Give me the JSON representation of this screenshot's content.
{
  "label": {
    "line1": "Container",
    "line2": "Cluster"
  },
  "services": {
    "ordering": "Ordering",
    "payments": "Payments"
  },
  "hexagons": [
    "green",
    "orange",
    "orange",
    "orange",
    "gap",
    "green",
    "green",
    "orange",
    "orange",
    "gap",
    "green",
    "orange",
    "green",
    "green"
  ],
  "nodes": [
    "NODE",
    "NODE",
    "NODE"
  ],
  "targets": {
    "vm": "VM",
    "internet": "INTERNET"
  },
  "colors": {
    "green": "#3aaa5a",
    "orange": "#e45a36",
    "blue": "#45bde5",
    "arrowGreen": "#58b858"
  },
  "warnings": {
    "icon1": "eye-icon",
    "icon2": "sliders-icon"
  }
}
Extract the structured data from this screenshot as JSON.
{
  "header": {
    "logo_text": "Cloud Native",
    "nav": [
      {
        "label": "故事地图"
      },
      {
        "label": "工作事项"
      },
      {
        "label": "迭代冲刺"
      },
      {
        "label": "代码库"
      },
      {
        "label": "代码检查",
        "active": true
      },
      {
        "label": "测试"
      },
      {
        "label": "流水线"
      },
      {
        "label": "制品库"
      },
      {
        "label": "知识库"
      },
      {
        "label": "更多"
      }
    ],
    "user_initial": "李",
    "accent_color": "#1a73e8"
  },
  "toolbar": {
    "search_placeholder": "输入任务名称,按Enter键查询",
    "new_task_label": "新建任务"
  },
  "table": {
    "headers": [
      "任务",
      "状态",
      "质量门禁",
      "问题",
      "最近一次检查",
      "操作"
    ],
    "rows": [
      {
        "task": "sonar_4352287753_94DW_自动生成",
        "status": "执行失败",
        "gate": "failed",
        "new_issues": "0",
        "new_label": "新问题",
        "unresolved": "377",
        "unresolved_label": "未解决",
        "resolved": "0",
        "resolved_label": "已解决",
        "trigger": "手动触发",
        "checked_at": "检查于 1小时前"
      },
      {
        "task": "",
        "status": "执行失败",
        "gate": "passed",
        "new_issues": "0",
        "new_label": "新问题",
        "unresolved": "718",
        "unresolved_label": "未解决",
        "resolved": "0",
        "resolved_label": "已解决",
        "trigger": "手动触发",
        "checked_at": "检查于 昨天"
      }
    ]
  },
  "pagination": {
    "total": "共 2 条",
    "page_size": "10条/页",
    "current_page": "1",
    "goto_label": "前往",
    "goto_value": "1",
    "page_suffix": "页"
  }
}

□ □ □

Reproduce every line of the material above exactly.

- Output for this task -
Give me the JSON representation of this screenshot's content.
{
  "label": {
    "line1": "Container",
    "line2": "Cluster"
  },
  "services": {
    "ordering": "Ordering",
    "payments": "Payments"
  },
  "hexagons": [
    "green",
    "orange",
    "orange",
    "orange",
    "gap",
    "green",
    "green",
    "orange",
    "orange",
    "gap",
    "green",
    "orange",
    "green",
    "green"
  ],
  "nodes": [
    "NODE",
    "NODE",
    "NODE"
  ],
  "targets": {
    "vm": "VM",
    "internet": "INTERNET"
  },
  "colors": {
    "green": "#3aaa5a",
    "orange": "#e45a36",
    "blue": "#45bde5",
    "arrowGreen": "#58b858"
  },
  "warnings": {
    "icon1": "eye-icon",
    "icon2": "sliders-icon"
  }
}
Extract the structured data from this screenshot as JSON.
{
  "header": {
    "logo_text": "Cloud Native",
    "nav": [
      {
        "label": "故事地图"
      },
      {
        "label": "工作事项"
      },
      {
        "label": "迭代冲刺"
      },
      {
        "label": "代码库"
      },
      {
        "label": "代码检查",
        "active": true
      },
      {
        "label": "测试"
      },
      {
        "label": "流水线"
      },
      {
        "label": "制品库"
      },
      {
        "label": "知识库"
      },
      {
        "label": "更多"
      }
    ],
    "user_initial": "李",
    "accent_color": "#1a73e8"
  },
  "toolbar": {
    "search_placeholder": "输入任务名称,按Enter键查询",
    "new_task_label": "新建任务"
  },
  "table": {
    "headers": [
      "任务",
      "状态",
      "质量门禁",
      "问题",
      "最近一次检查",
      "操作"
    ],
    "rows": [
      {
        "task": "sonar_4352287753_94DW_自动生成",
        "status": "执行失败",
        "gate": "failed",
        "new_issues": "0",
        "new_label": "新问题",
        "unresolved": "377",
        "unresolved_label": "未解决",
        "resolved": "0",
        "resolved_label": "已解决",
        "trigger": "手动触发",
        "checked_at": "检查于 1小时前"
      },
      {
        "task": "",
        "status": "执行失败",
        "gate": "passed",
        "new_issues": "0",
        "new_label": "新问题",
        "unresolved": "718",
        "unresolved_label": "未解决",
        "resolved": "0",
        "resolved_label": "已解决",
        "trigger": "手动触发",
        "checked_at": "检查于 昨天"
      }
    ]
  },
  "pagination": {
    "total": "共 2 条",
    "page_size": "10条/页",
    "current_page": "1",
    "goto_label": "前往",
    "goto_value": "1",
    "page_suffix": "页"
  }
}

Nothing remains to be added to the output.